- [PROVIDED TEXT]
Haught’s main complaint in the first chapter concerns the use of the word “faith” by the new atheists: Faith is not “belief without evidence,” as the new atheists claim, but “a state of self-surrender in which one’s whole being, and not just the intellect, is experienced as being carried away into a dimension of reality that is much deeper and more real than anything that could be grasped by science and reason” (p. 13). What this vague definition may mean and how this justifies all sorts of religious doctrines remains obscure, however. On what grounds does Haught, as a good Roman Catholic, believe Jesus is God incarnate, born of a virgin, and that his body is edible after the transubstantiation, other than “belief without evidence”? He completely misses the main point the new atheists are making: the lack of reasonable justification for all kinds of religious doctrine.

Haught reproaches the new atheists because their appeal to evidence cannot itself be grounded in evidence, and thus the requirement that one’s beliefs be backed up by evidence is also a kind of “faith” (pp. 5-6). Strictly speaking this applies to every starting point (unless you allow circular argument or going back ad infinitum), but that does not mean that every starting point is equally tenable. Haught’s suggestion that this form of “faith” is on the same footing as religious faith is untenable. For reliance upon evidence has led to an enormous amount of reliable and consistent knowledge, many true and precise predictions about reality, and countless practical applications. Religious faith, on the other hand, has not advanced in these respects whatsoever, or in any other respect for that matter (except by reluctantly adjusting to new scientific insights, which are enforced from the outside, not by religious faith itself). The only reason that theologians no longer debate whether Adam had a navel[8] is because the question is absurd in light of what science tells us about human origins. On the divine nature of Christ, theologians took a vote[9], and many other questions have led to an almost endless number of schisms and heresies.

In chapter two Haught tries to show that the new atheists do not accept the (supposed) consequences of their atheism, as “classical atheists” like Friedrich Nietzsche, Albert Camus, and Jean-Paul Sartre did. He therefore calls the new atheists “soft-core,” as opposed to the “hard-core” atheism of Nietzsche, Camus, and Sartre. Haught states: “Go all the way and think the business of atheism through to the bitter end…. [Y]ou will be required by the logic of any consistent skepticism to pass through the disorienting wilderness of nihilism” (p. 22). Why nihilism should be the consequence of atheism is far from clear, however. And there is no need for atheists to eradicate every Christian influence, either, as there is an important difference between how we came to certain views and how we justify them. (The former is often called the “context of discovery,” while the latter is called the “context of justification.”) Many of our current views—including those held by atheists—were handed down to us by the Judeo-Christian tradition (and the Greco-Roman tradition, though this fact is often neglected). Given our sociohistorical circumstances, it could have hardly been otherwise. So long as there are secular grounds for these views, we can discard the divine justification for them without discarding the views themselves.

- [DATASET EXTRACT]
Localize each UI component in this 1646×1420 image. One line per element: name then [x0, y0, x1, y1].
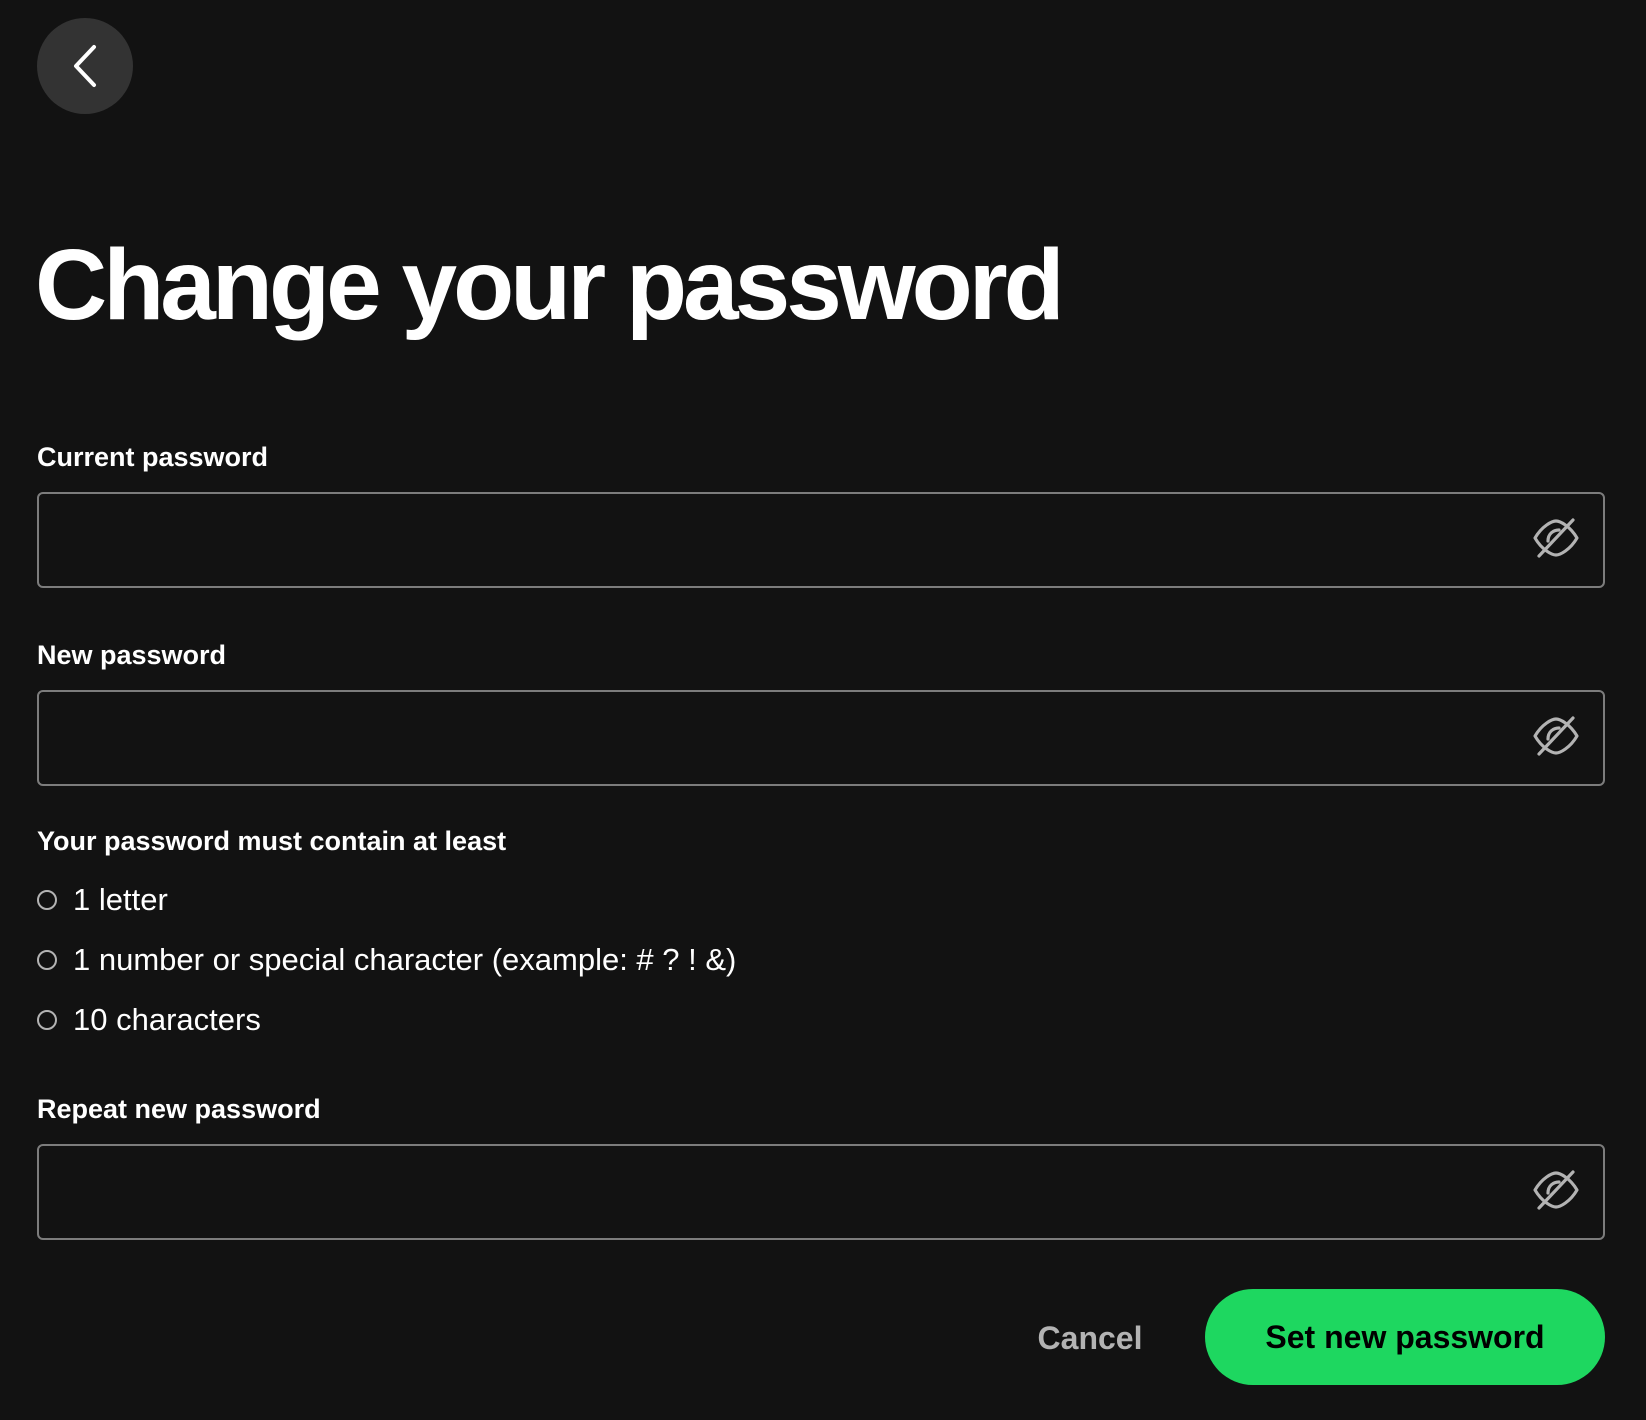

- [PROBLEMS AND TASKS]
a – In the passage on Haught, which three thinkers does Haught call "classical atheists"?
b – Please reproduce the passage on Haught from "Haught’s main complaint" up to and including "of religious doctrine.".

- [OUTPUTS]
a – Friedrich Nietzsche, Albert Camus, and Jean-Paul Sartre.

b –
Haught’s main complaint in the first chapter concerns the use of the word “faith” by the new atheists: Faith is not “belief without evidence,” as the new atheists claim, but “a state of self-surrender in which one’s whole being, and not just the intellect, is experienced as being carried away into a dimension of reality that is much deeper and more real than anything that could be grasped by science and reason” (p. 13). What this vague definition may mean and how this justifies all sorts of religious doctrines remains obscure, however. On what grounds does Haught, as a good Roman Catholic, believe Jesus is God incarnate, born of a virgin, and that his body is edible after the transubstantiation, other than “belief without evidence”? He completely misses the main point the new atheists are making: the lack of reasonable justification for all kinds of religious doctrine.